[START OF RECORDS PROVIDED]

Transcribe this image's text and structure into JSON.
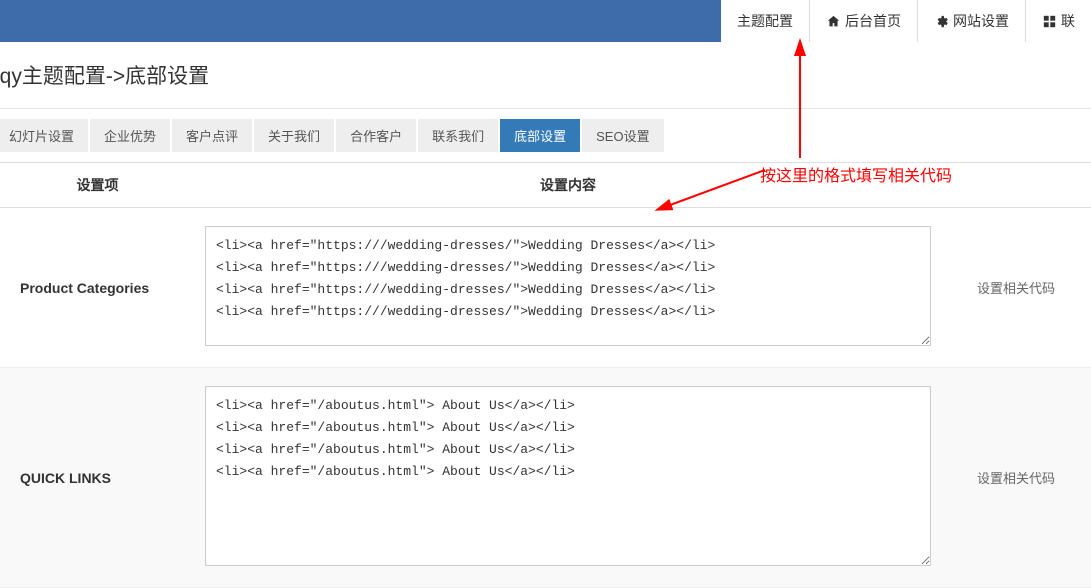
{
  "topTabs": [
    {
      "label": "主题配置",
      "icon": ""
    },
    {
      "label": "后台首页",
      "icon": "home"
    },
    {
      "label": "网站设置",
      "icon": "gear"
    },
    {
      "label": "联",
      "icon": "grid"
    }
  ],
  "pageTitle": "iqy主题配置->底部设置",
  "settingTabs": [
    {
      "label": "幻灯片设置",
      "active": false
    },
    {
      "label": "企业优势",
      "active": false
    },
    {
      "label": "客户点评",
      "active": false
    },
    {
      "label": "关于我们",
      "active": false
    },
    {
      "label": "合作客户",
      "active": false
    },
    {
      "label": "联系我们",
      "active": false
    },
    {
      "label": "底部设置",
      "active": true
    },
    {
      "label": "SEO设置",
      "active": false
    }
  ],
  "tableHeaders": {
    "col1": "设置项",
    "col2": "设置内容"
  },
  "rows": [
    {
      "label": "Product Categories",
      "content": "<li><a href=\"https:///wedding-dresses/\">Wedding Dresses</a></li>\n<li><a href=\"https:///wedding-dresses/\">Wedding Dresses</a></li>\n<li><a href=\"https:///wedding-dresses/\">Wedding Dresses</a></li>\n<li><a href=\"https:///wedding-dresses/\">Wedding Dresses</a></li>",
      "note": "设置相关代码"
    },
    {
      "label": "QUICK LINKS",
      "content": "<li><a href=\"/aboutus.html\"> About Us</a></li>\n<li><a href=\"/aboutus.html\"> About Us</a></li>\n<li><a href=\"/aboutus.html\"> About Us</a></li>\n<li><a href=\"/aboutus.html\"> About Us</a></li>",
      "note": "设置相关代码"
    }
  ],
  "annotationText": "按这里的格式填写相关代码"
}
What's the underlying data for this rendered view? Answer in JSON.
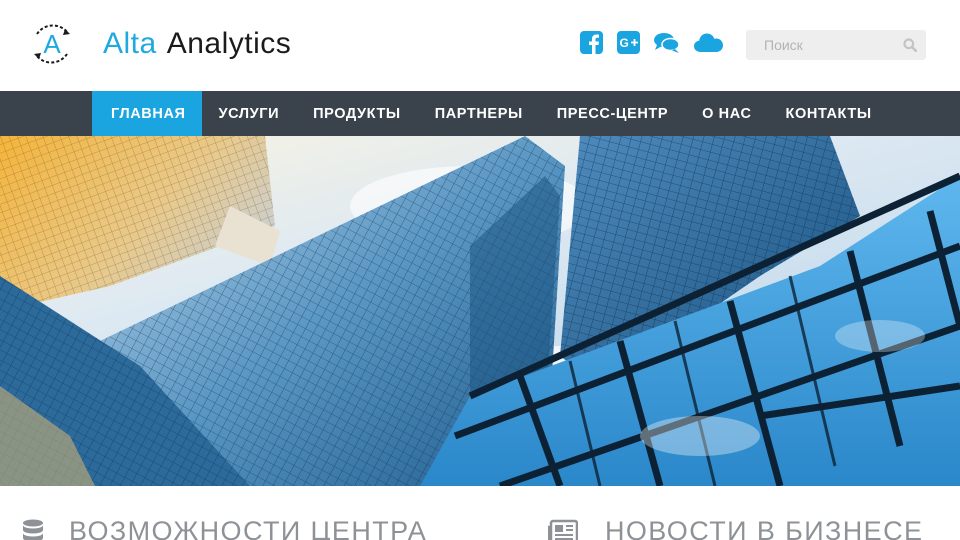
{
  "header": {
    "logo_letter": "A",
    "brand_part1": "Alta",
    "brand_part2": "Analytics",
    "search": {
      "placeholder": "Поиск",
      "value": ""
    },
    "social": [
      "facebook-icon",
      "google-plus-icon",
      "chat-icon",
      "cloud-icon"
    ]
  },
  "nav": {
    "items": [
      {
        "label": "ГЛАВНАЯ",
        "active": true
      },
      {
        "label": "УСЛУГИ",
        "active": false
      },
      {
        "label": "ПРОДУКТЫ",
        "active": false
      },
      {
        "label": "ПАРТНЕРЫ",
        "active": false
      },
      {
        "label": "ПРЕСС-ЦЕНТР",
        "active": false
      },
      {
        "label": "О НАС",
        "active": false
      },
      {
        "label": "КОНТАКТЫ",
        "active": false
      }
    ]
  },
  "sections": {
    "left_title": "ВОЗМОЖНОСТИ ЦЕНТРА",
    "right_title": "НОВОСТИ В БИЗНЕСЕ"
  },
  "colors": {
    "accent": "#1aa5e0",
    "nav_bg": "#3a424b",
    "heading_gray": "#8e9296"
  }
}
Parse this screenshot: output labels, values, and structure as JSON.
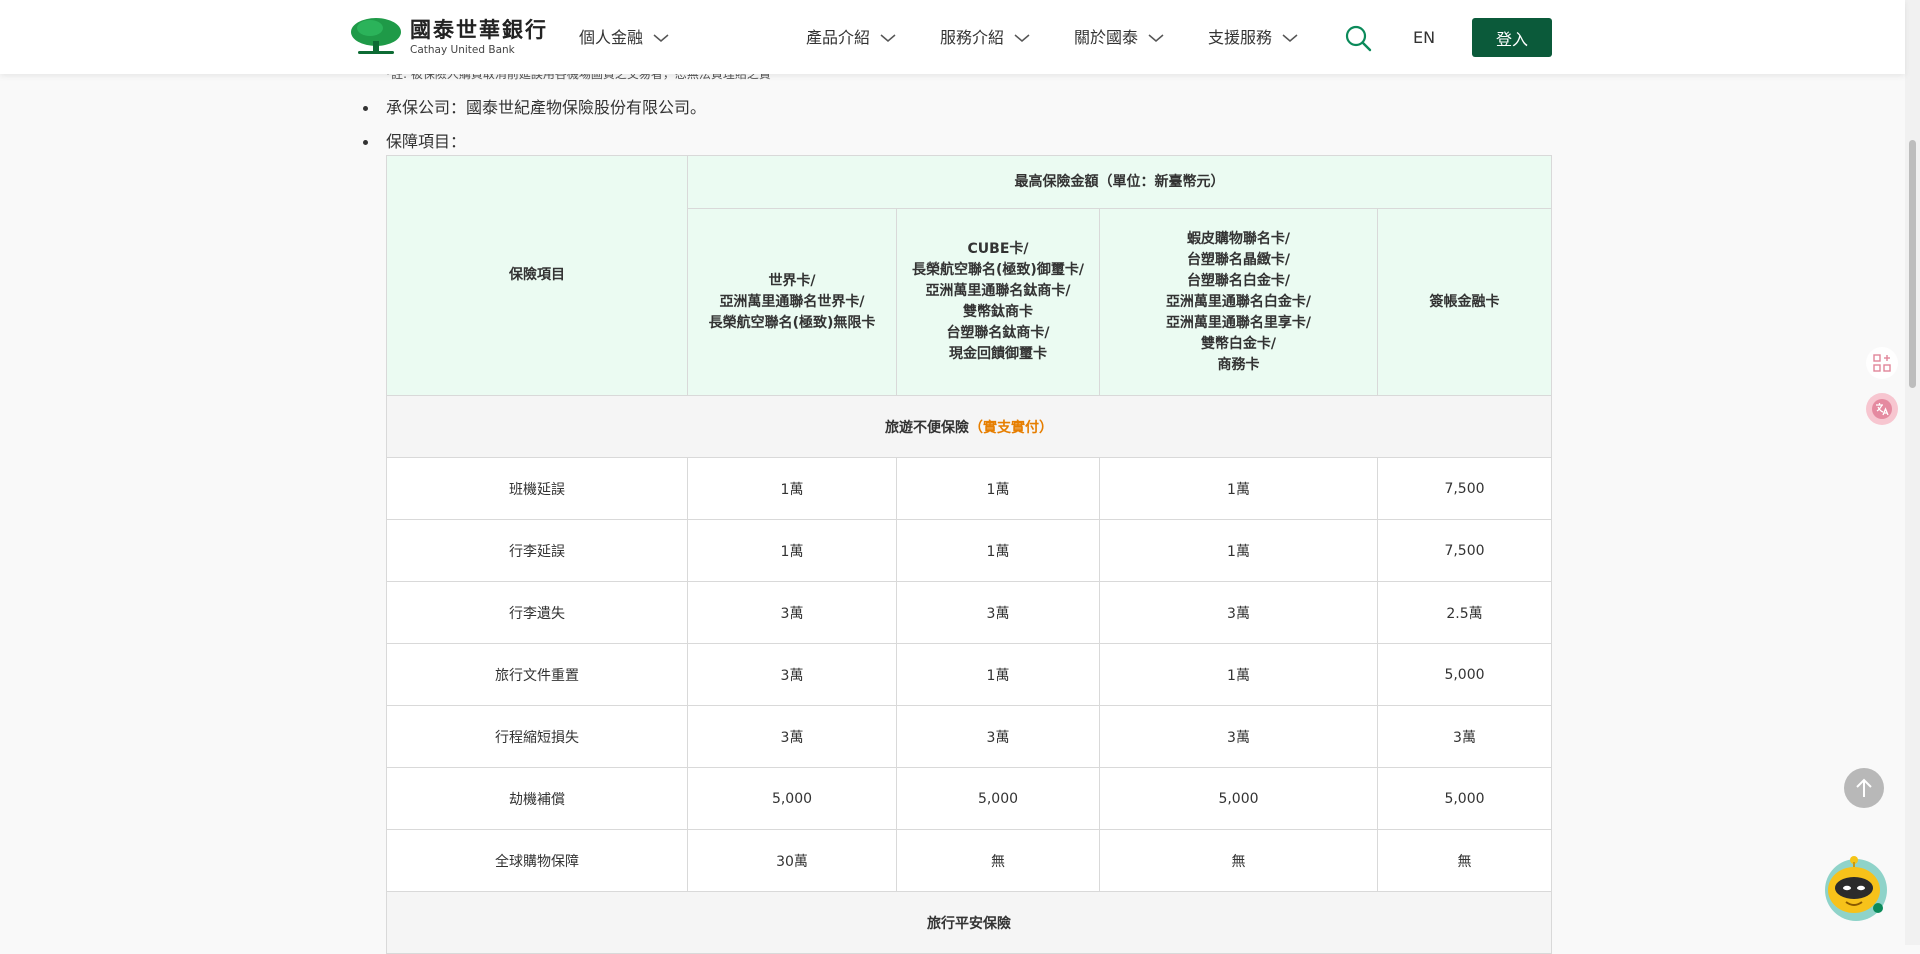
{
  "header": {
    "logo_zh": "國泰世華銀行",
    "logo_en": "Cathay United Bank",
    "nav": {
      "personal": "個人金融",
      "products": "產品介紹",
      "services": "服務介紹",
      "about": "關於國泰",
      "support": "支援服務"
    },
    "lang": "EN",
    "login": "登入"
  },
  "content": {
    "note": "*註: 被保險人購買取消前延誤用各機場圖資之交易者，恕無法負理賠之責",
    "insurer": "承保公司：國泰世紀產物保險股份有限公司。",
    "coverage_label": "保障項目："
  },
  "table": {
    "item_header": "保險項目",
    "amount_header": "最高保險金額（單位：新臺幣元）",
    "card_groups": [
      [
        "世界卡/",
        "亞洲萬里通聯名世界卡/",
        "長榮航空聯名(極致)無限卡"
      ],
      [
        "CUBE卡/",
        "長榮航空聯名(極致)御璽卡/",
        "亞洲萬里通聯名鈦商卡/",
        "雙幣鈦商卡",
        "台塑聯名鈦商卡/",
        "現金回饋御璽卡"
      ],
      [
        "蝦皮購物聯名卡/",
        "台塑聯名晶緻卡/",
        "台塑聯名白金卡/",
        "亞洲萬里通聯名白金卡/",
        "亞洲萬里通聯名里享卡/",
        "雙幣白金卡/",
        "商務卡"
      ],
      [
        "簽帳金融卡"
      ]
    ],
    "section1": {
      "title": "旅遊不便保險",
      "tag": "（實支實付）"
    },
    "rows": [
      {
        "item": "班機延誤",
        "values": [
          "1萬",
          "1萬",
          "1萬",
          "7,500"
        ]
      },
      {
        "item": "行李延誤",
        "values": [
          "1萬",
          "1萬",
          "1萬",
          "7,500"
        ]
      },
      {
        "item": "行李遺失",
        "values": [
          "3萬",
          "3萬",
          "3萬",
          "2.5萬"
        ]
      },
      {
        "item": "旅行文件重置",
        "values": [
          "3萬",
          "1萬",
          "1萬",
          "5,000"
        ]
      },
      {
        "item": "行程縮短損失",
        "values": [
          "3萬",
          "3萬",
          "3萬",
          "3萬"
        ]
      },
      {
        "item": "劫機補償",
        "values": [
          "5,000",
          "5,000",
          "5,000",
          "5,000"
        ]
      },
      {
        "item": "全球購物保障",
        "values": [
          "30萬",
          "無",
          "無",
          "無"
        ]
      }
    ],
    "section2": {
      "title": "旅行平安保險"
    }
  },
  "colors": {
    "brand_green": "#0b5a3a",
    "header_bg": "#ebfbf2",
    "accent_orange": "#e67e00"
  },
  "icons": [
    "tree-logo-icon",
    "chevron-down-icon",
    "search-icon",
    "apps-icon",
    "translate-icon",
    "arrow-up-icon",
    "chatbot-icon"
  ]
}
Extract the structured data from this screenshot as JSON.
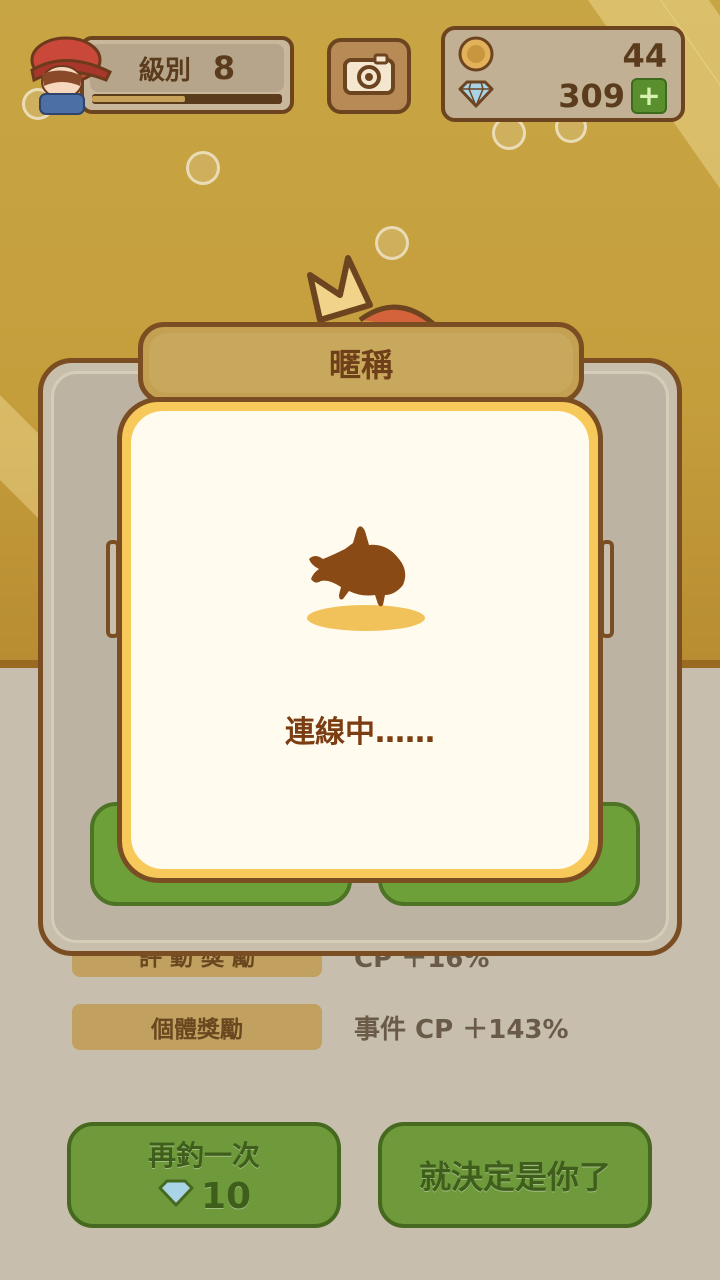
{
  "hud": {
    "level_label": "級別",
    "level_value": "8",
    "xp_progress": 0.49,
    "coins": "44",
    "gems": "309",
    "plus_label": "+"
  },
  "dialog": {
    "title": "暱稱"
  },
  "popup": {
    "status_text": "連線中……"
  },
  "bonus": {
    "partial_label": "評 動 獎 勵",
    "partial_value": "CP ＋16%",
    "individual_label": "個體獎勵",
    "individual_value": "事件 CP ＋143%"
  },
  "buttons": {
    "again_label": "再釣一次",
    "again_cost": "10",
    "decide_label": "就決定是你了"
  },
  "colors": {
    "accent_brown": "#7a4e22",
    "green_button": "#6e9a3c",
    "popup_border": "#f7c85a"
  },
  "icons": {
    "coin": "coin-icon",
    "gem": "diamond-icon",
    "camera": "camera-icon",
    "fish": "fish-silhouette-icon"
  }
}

[END OF RECORDS PROVIDED]

Lines that include the word "this" are to be extracted from the data above.

Transcribe this image's text and structure into JSON.
What's the underlying data for this rendered view? Answer in JSON.
Parse this screenshot: output labels, values, and structure as JSON.
Extract the structured data from this screenshot as JSON.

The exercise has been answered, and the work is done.